* [Requirements]:
Provide the number of lines containing the word "JSON", and nothing else.

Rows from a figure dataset
--- --- ---
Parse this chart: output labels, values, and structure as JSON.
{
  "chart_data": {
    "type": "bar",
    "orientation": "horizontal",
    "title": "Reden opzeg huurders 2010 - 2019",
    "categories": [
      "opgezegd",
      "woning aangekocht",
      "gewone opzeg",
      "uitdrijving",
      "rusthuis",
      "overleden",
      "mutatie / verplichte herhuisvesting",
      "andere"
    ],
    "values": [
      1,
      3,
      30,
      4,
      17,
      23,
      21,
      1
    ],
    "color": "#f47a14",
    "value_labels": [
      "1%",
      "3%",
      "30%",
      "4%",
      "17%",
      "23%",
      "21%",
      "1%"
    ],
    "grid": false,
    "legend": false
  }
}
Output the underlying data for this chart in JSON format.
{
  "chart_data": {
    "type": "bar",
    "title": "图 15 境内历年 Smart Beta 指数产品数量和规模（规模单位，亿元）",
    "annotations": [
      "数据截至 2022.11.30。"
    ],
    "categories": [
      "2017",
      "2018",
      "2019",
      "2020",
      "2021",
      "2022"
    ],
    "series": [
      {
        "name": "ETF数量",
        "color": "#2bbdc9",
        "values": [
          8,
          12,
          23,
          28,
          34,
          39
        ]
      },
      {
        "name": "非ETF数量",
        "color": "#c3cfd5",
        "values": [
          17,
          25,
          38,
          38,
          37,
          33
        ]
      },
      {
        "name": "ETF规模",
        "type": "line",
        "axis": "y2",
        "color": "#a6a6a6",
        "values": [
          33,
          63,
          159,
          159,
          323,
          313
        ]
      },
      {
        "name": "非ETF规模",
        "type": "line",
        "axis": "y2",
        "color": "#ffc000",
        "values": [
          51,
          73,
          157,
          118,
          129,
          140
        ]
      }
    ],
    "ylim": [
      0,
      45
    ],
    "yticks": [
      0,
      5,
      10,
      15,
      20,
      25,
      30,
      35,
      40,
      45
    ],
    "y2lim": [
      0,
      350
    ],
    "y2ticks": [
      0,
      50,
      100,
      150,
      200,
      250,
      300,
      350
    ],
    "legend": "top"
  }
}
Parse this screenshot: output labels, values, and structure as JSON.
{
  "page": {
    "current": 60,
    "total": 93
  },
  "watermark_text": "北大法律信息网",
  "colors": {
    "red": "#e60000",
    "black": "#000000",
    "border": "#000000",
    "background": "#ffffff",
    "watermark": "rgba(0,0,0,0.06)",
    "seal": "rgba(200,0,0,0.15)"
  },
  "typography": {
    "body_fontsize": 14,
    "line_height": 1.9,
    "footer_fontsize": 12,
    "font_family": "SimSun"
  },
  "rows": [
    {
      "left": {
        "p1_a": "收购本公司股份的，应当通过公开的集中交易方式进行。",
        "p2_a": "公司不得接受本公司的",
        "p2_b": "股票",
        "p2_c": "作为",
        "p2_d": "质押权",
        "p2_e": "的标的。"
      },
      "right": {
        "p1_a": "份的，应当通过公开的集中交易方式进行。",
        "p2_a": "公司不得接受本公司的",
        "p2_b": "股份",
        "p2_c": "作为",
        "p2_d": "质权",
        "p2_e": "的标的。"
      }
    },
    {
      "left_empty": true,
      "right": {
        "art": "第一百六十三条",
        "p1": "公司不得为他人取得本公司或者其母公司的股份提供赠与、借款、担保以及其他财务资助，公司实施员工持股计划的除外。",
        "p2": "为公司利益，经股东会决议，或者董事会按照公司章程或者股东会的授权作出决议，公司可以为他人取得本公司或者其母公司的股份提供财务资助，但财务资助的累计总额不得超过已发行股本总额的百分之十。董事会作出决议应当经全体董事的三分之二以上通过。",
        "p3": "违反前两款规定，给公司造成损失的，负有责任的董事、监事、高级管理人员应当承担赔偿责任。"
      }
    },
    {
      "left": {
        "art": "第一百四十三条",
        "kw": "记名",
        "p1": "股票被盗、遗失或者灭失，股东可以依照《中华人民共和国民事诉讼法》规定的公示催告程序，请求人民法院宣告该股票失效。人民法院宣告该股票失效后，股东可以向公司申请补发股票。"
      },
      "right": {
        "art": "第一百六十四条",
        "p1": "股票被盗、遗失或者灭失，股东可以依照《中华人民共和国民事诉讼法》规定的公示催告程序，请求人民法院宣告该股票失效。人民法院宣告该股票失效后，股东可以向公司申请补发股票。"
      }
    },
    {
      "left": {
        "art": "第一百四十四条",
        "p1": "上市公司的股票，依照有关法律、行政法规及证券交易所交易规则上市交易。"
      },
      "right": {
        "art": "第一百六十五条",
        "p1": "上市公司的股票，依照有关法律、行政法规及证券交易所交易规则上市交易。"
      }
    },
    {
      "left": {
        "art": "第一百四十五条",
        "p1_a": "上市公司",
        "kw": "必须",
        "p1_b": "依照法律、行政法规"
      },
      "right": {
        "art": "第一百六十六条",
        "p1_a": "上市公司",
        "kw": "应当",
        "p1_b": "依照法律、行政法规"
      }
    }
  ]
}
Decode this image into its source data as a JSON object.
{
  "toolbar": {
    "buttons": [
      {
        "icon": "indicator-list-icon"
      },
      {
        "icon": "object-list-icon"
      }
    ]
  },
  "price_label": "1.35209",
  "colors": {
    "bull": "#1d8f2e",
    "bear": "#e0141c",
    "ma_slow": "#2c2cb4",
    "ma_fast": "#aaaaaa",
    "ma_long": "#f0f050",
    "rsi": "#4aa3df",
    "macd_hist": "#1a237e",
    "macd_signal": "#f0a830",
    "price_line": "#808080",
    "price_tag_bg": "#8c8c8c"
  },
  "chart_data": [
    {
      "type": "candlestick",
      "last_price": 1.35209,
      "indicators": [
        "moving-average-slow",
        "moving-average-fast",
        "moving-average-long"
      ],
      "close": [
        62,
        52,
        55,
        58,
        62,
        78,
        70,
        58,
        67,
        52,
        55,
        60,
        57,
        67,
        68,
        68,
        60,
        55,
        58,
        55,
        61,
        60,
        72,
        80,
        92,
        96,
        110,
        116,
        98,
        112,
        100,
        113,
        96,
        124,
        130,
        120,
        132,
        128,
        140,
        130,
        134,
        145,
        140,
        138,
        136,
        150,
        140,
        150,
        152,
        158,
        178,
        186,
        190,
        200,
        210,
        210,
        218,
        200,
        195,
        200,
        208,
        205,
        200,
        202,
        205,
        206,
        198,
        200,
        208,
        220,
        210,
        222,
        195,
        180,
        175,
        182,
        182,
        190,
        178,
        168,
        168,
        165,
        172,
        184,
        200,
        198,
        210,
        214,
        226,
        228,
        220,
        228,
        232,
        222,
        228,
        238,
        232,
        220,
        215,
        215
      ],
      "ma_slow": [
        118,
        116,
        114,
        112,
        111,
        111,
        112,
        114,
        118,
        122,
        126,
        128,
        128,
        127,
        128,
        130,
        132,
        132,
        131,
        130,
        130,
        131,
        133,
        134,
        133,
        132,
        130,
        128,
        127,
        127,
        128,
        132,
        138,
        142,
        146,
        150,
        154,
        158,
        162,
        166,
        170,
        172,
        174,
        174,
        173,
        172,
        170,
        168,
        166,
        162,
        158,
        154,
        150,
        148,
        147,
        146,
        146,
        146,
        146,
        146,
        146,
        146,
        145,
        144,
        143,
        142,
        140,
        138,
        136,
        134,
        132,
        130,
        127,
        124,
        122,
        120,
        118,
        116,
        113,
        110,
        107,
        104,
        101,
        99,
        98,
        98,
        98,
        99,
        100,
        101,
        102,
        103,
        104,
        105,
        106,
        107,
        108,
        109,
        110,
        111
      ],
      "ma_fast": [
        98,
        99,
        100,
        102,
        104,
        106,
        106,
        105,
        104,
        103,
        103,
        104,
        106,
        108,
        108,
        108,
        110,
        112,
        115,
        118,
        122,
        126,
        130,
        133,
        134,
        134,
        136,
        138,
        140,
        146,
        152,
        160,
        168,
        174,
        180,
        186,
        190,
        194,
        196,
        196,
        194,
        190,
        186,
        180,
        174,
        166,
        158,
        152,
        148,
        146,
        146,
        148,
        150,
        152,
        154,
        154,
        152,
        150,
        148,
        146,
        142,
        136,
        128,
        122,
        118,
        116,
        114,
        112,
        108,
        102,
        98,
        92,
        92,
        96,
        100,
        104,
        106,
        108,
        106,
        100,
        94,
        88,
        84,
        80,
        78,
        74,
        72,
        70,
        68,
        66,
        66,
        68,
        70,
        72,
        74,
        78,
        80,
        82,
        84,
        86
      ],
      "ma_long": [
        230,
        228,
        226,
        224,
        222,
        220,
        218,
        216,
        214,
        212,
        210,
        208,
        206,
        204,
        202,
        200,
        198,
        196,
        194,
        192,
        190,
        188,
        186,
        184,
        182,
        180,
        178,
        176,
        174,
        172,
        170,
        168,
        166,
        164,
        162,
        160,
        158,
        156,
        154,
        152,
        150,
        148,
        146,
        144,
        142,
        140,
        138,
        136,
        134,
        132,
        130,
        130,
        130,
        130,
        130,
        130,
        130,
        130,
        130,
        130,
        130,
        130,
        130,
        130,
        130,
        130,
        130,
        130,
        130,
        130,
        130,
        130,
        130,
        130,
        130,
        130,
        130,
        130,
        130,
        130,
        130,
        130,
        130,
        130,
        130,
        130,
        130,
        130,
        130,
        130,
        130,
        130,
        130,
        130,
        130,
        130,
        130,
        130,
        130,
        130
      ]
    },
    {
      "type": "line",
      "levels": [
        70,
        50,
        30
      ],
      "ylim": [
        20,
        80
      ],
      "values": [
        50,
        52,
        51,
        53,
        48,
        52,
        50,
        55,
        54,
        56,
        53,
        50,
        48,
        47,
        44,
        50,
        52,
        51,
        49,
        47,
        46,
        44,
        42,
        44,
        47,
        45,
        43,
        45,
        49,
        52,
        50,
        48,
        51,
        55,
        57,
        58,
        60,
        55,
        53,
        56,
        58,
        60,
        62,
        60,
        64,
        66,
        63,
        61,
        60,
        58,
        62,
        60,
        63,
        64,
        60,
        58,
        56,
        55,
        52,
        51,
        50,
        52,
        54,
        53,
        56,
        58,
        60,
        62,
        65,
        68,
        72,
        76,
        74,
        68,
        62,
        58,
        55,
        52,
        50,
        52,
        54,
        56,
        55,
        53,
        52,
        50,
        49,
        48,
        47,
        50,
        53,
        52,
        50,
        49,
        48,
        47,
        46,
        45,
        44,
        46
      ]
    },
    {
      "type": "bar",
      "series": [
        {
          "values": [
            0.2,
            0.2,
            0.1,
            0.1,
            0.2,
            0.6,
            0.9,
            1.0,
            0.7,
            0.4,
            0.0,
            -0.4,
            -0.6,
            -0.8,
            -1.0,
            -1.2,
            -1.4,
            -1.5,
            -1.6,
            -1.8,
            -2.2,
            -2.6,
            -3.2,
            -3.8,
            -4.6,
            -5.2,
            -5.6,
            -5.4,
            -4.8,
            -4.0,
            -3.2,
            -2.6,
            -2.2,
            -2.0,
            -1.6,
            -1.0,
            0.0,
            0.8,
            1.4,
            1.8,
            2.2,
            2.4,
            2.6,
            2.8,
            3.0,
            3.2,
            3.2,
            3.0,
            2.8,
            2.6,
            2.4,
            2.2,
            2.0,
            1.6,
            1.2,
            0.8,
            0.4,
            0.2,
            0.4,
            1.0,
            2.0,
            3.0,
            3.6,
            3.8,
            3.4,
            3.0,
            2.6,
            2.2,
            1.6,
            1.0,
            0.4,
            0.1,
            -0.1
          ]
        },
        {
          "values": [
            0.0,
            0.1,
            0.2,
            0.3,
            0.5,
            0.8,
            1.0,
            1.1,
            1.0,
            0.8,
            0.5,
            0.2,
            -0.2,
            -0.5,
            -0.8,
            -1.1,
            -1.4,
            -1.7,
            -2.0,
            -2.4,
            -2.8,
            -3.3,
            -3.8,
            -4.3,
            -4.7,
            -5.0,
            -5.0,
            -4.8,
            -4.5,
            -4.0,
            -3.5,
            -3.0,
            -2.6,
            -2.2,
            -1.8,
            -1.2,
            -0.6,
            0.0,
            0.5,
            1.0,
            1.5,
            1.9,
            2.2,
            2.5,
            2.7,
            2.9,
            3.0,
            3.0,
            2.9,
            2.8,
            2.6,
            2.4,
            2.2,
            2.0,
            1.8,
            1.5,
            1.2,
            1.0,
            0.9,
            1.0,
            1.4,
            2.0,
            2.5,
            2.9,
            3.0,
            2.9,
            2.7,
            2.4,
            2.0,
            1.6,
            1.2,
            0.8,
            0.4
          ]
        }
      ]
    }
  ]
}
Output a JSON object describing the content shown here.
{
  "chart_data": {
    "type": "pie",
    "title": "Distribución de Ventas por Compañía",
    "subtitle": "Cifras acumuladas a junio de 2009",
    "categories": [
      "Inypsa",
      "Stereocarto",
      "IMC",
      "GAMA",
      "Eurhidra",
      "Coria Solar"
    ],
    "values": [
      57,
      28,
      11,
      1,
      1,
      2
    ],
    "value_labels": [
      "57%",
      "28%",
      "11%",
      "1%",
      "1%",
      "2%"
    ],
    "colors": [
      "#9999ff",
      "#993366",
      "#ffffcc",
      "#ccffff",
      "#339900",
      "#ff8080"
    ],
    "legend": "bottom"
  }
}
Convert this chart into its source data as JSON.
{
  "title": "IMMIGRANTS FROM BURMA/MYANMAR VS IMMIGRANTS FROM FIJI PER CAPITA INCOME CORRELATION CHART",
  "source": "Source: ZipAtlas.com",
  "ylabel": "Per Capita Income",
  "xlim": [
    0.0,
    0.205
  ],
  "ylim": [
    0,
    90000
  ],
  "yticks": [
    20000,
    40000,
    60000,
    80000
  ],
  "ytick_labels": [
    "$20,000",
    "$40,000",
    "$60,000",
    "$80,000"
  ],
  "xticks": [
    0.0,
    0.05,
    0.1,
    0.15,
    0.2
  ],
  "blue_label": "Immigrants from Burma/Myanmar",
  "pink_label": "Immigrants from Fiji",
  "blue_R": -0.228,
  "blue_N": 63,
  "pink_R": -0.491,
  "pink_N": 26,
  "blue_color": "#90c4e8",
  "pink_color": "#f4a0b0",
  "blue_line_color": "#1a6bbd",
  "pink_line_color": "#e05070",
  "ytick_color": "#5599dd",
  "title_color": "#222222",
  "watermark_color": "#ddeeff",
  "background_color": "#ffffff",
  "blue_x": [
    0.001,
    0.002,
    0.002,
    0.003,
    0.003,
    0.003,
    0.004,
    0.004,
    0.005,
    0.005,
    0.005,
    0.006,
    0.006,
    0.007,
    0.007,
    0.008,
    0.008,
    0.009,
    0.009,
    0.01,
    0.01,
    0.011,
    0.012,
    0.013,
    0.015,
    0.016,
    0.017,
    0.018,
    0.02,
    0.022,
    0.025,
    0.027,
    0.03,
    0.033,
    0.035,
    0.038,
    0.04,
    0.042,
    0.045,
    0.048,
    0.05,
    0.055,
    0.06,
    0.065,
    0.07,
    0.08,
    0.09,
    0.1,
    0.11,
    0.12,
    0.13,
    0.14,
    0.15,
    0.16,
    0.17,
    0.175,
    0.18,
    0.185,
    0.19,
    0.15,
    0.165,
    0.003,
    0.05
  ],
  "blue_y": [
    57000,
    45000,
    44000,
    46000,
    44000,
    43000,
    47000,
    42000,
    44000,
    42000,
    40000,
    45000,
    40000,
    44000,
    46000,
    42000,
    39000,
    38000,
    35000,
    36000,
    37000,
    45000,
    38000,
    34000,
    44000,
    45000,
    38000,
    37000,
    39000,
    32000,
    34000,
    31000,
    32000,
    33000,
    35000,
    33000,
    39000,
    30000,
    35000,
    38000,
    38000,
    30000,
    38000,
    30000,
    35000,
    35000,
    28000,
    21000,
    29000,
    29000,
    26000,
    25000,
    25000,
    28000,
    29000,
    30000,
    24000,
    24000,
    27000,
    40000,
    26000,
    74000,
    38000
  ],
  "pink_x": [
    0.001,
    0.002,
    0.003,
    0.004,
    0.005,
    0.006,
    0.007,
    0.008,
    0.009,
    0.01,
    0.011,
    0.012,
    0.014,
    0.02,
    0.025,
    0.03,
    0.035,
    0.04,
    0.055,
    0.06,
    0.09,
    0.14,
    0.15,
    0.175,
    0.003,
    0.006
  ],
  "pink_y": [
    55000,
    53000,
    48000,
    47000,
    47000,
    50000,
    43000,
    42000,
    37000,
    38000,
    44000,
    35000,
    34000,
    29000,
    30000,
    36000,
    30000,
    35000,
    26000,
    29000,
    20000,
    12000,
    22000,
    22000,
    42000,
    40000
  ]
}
--- --- ---
* [Exercise result]:
6